[Start]

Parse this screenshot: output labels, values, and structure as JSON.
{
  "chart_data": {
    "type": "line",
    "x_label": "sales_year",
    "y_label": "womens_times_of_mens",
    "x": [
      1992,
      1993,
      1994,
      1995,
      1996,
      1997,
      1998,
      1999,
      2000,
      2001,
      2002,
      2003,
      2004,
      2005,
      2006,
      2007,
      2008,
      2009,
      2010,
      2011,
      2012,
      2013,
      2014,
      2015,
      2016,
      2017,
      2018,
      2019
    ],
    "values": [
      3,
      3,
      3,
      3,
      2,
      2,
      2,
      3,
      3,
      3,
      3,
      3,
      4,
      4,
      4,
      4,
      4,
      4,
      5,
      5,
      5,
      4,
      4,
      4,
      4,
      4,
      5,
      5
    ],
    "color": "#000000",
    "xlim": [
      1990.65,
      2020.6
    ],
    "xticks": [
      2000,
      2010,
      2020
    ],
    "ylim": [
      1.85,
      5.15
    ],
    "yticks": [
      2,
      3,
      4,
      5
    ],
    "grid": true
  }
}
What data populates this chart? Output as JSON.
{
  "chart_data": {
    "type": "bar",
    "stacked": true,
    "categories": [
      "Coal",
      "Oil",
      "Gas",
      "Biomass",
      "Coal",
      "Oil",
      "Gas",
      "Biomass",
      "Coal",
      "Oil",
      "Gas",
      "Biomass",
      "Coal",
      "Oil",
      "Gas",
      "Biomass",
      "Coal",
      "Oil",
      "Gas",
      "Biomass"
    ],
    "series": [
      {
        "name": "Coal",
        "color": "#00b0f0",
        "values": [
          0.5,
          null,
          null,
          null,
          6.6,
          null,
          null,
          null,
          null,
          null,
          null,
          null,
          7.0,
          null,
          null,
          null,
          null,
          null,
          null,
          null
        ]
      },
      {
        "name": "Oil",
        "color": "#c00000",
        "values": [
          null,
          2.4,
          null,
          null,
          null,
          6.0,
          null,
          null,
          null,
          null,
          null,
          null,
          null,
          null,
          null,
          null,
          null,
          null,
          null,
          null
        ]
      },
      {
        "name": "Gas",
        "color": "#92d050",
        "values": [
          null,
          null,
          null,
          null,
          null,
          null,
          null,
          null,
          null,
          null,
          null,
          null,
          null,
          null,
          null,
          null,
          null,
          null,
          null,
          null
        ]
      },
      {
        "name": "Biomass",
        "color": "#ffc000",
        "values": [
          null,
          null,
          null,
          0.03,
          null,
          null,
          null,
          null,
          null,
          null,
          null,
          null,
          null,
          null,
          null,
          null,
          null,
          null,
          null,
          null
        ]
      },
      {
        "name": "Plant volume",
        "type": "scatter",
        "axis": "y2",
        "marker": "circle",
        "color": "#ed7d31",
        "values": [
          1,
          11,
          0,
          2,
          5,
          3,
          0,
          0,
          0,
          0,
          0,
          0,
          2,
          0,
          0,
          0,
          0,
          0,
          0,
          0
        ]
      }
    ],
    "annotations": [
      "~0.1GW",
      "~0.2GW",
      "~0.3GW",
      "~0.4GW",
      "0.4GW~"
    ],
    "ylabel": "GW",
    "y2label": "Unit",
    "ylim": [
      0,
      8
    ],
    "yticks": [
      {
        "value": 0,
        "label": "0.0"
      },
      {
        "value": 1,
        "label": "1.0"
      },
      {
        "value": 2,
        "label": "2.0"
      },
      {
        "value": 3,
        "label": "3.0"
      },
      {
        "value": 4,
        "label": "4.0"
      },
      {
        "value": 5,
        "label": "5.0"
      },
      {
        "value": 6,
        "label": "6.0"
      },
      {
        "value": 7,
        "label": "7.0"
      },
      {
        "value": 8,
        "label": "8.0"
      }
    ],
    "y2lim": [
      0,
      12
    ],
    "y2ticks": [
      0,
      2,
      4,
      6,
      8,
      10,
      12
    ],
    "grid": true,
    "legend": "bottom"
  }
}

[End]

**Your task:**
Out of the preceding entries, pull every line containing the string "this".

**Full solution:**
Parse this screenshot: output labels, values, and structure as JSON.
What data populates this chart? Output as JSON.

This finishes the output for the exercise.